▶ [YOUR GOAL]
Repeat what the lines below say, word for word, and skip every image.

▶ [RECORDS SHOWN]
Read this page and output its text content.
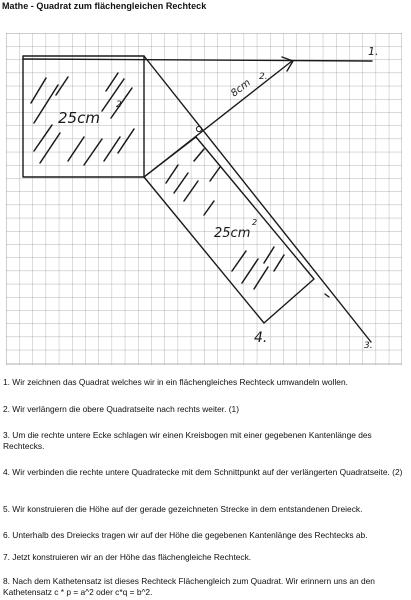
Mathe - Quadrat zum flächengleichen Rechteck
25cm
2
25cm
2
8cm
1.
2.
3.
4.

1. Wir zeichnen das Quadrat welches wir in ein flächengleiches Rechteck umwandeln wollen.

2. Wir verlängern die obere Quadratseite nach rechts weiter. (1)

3. Um die rechte untere Ecke schlagen wir einen Kreisbogen mit einer gegebenen Kantenlänge des Rechtecks.

4. Wir verbinden die rechte untere Quadratecke mit dem Schnittpunkt auf der verlängerten Quadratseite. (2)

5. Wir konstruieren die Höhe auf der gerade gezeichneten Strecke in dem entstandenen Dreieck.

6. Unterhalb des Dreiecks tragen wir auf der Höhe die gegebenen Kantenlänge des Rechtecks ab.

7. Jetzt konstruieren wir an der Höhe das flächengleiche Rechteck.

8. Nach dem Kathetensatz ist dieses Rechteck Flächengleich zum Quadrat. Wir erinnern uns an den Kathetensatz c * p = a^2 oder c*q = b^2.
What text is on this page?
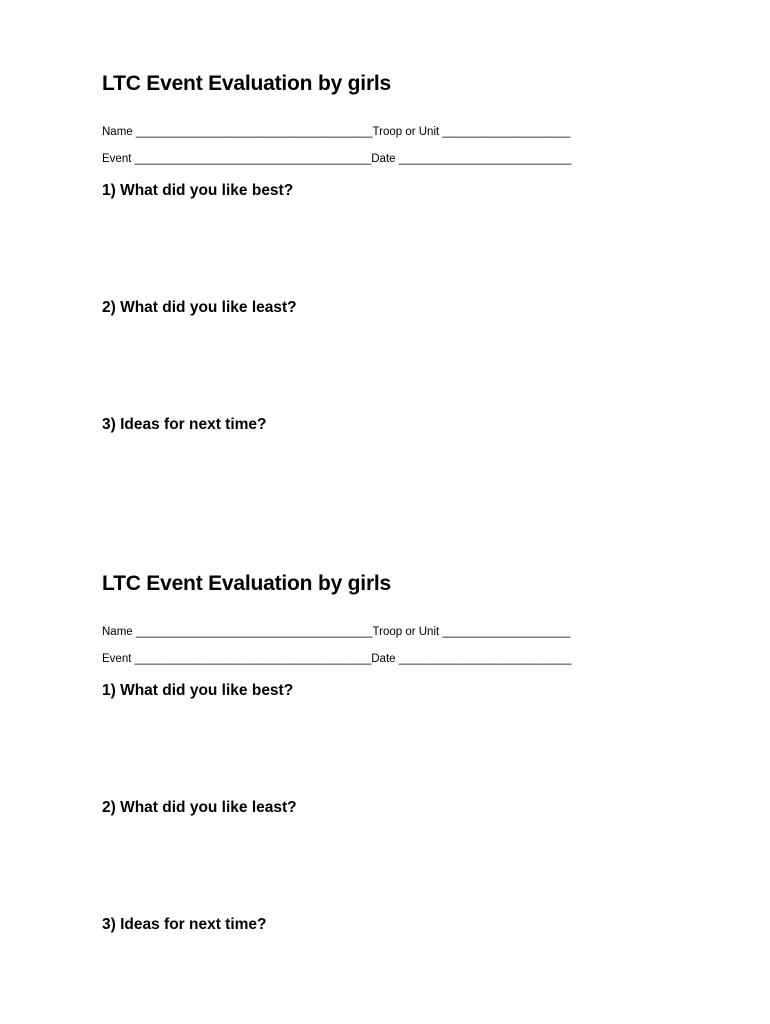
LTC Event Evaluation by girls
Name _____________________________________Troop or Unit ____________________
Event _____________________________________Date ___________________________
1) What did you like best?
2) What did you like least?
3) Ideas for next time?
LTC Event Evaluation by girls
Name _____________________________________Troop or Unit ____________________
Event _____________________________________Date ___________________________
1) What did you like best?
2) What did you like least?
3) Ideas for next time?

▶ [SOLUTION FOR THIS EXERCISE]
Read this page and output its text content.
Mathe - Quadrat zum flächengleichen Rechteck
25cm
2
25cm
2
8cm
1.
2.
3.
4.

1. Wir zeichnen das Quadrat welches wir in ein flächengleiches Rechteck umwandeln wollen.

2. Wir verlängern die obere Quadratseite nach rechts weiter. (1)

3. Um die rechte untere Ecke schlagen wir einen Kreisbogen mit einer gegebenen Kantenlänge des Rechtecks.

4. Wir verbinden die rechte untere Quadratecke mit dem Schnittpunkt auf der verlängerten Quadratseite. (2)

5. Wir konstruieren die Höhe auf der gerade gezeichneten Strecke in dem entstandenen Dreieck.

6. Unterhalb des Dreiecks tragen wir auf der Höhe die gegebenen Kantenlänge des Rechtecks ab.

7. Jetzt konstruieren wir an der Höhe das flächengleiche Rechteck.

8. Nach dem Kathetensatz ist dieses Rechteck Flächengleich zum Quadrat. Wir erinnern uns an den Kathetensatz c * p = a^2 oder c*q = b^2.
What text is on this page?
LTC Event Evaluation by girls
Name _____________________________________Troop or Unit ____________________
Event _____________________________________Date ___________________________
1) What did you like best?
2) What did you like least?
3) Ideas for next time?
LTC Event Evaluation by girls
Name _____________________________________Troop or Unit ____________________
Event _____________________________________Date ___________________________
1) What did you like best?
2) What did you like least?
3) Ideas for next time?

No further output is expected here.